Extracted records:
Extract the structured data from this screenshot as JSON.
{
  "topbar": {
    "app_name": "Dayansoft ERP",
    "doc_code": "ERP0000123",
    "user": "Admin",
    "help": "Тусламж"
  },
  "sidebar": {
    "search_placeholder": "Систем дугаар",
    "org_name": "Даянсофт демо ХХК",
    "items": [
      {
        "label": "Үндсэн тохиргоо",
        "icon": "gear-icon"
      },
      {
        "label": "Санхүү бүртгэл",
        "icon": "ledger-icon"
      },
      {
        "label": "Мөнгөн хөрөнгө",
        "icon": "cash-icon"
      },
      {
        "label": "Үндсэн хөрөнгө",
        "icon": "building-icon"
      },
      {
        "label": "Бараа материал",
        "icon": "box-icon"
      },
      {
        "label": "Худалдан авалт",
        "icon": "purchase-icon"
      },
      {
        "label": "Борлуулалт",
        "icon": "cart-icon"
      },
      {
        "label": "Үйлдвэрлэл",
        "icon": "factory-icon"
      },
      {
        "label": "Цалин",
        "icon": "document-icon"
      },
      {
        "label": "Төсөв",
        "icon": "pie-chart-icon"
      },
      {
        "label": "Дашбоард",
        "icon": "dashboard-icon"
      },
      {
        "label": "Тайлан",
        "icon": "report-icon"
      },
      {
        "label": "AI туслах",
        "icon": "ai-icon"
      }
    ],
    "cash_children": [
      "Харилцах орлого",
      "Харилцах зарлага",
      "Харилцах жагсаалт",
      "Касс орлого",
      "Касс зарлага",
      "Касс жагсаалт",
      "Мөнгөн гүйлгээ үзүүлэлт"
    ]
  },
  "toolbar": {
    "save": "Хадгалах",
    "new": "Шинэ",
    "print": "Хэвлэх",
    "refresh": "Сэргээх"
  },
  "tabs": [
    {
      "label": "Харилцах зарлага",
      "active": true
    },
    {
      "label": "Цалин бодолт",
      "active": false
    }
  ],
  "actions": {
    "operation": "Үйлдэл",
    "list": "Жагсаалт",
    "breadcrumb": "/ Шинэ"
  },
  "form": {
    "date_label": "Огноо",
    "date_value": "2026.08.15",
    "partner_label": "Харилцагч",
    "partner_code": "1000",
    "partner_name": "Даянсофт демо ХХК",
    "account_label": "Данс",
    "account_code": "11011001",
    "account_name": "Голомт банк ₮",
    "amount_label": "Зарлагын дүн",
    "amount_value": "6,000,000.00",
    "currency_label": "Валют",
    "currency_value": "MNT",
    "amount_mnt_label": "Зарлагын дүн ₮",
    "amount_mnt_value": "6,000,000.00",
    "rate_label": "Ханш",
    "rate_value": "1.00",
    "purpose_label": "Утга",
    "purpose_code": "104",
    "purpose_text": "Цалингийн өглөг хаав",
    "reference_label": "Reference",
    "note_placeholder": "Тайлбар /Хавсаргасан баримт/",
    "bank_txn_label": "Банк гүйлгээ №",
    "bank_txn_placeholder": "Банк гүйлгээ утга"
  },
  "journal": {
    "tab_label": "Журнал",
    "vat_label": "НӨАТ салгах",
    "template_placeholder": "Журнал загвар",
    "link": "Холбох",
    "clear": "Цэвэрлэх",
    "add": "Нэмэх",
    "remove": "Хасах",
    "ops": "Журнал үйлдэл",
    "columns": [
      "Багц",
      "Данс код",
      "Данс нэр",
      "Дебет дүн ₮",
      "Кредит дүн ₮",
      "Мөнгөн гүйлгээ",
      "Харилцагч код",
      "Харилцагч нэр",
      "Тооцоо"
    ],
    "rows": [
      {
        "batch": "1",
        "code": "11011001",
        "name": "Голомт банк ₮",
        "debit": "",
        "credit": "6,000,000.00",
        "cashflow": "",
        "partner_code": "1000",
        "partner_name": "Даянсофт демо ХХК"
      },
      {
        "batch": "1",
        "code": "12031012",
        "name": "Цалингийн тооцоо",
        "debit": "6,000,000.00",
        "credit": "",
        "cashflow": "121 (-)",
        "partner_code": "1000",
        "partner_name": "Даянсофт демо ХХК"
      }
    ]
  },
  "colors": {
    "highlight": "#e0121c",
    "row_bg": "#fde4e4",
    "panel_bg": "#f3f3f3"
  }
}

Exercise task: Recite the full listing above exactly.

Exercise response:
Extract the structured data from this screenshot as JSON.
{
  "topbar": {
    "app_name": "Dayansoft ERP",
    "doc_code": "ERP0000123",
    "user": "Admin",
    "help": "Тусламж"
  },
  "sidebar": {
    "search_placeholder": "Систем дугаар",
    "org_name": "Даянсофт демо ХХК",
    "items": [
      {
        "label": "Үндсэн тохиргоо",
        "icon": "gear-icon"
      },
      {
        "label": "Санхүү бүртгэл",
        "icon": "ledger-icon"
      },
      {
        "label": "Мөнгөн хөрөнгө",
        "icon": "cash-icon"
      },
      {
        "label": "Үндсэн хөрөнгө",
        "icon": "building-icon"
      },
      {
        "label": "Бараа материал",
        "icon": "box-icon"
      },
      {
        "label": "Худалдан авалт",
        "icon": "purchase-icon"
      },
      {
        "label": "Борлуулалт",
        "icon": "cart-icon"
      },
      {
        "label": "Үйлдвэрлэл",
        "icon": "factory-icon"
      },
      {
        "label": "Цалин",
        "icon": "document-icon"
      },
      {
        "label": "Төсөв",
        "icon": "pie-chart-icon"
      },
      {
        "label": "Дашбоард",
        "icon": "dashboard-icon"
      },
      {
        "label": "Тайлан",
        "icon": "report-icon"
      },
      {
        "label": "AI туслах",
        "icon": "ai-icon"
      }
    ],
    "cash_children": [
      "Харилцах орлого",
      "Харилцах зарлага",
      "Харилцах жагсаалт",
      "Касс орлого",
      "Касс зарлага",
      "Касс жагсаалт",
      "Мөнгөн гүйлгээ үзүүлэлт"
    ]
  },
  "toolbar": {
    "save": "Хадгалах",
    "new": "Шинэ",
    "print": "Хэвлэх",
    "refresh": "Сэргээх"
  },
  "tabs": [
    {
      "label": "Харилцах зарлага",
      "active": true
    },
    {
      "label": "Цалин бодолт",
      "active": false
    }
  ],
  "actions": {
    "operation": "Үйлдэл",
    "list": "Жагсаалт",
    "breadcrumb": "/ Шинэ"
  },
  "form": {
    "date_label": "Огноо",
    "date_value": "2026.08.15",
    "partner_label": "Харилцагч",
    "partner_code": "1000",
    "partner_name": "Даянсофт демо ХХК",
    "account_label": "Данс",
    "account_code": "11011001",
    "account_name": "Голомт банк ₮",
    "amount_label": "Зарлагын дүн",
    "amount_value": "6,000,000.00",
    "currency_label": "Валют",
    "currency_value": "MNT",
    "amount_mnt_label": "Зарлагын дүн ₮",
    "amount_mnt_value": "6,000,000.00",
    "rate_label": "Ханш",
    "rate_value": "1.00",
    "purpose_label": "Утга",
    "purpose_code": "104",
    "purpose_text": "Цалингийн өглөг хаав",
    "reference_label": "Reference",
    "note_placeholder": "Тайлбар /Хавсаргасан баримт/",
    "bank_txn_label": "Банк гүйлгээ №",
    "bank_txn_placeholder": "Банк гүйлгээ утга"
  },
  "journal": {
    "tab_label": "Журнал",
    "vat_label": "НӨАТ салгах",
    "template_placeholder": "Журнал загвар",
    "link": "Холбох",
    "clear": "Цэвэрлэх",
    "add": "Нэмэх",
    "remove": "Хасах",
    "ops": "Журнал үйлдэл",
    "columns": [
      "Багц",
      "Данс код",
      "Данс нэр",
      "Дебет дүн ₮",
      "Кредит дүн ₮",
      "Мөнгөн гүйлгээ",
      "Харилцагч код",
      "Харилцагч нэр",
      "Тооцоо"
    ],
    "rows": [
      {
        "batch": "1",
        "code": "11011001",
        "name": "Голомт банк ₮",
        "debit": "",
        "credit": "6,000,000.00",
        "cashflow": "",
        "partner_code": "1000",
        "partner_name": "Даянсофт демо ХХК"
      },
      {
        "batch": "1",
        "code": "12031012",
        "name": "Цалингийн тооцоо",
        "debit": "6,000,000.00",
        "credit": "",
        "cashflow": "121 (-)",
        "partner_code": "1000",
        "partner_name": "Даянсофт демо ХХК"
      }
    ]
  },
  "colors": {
    "highlight": "#e0121c",
    "row_bg": "#fde4e4",
    "panel_bg": "#f3f3f3"
  }
}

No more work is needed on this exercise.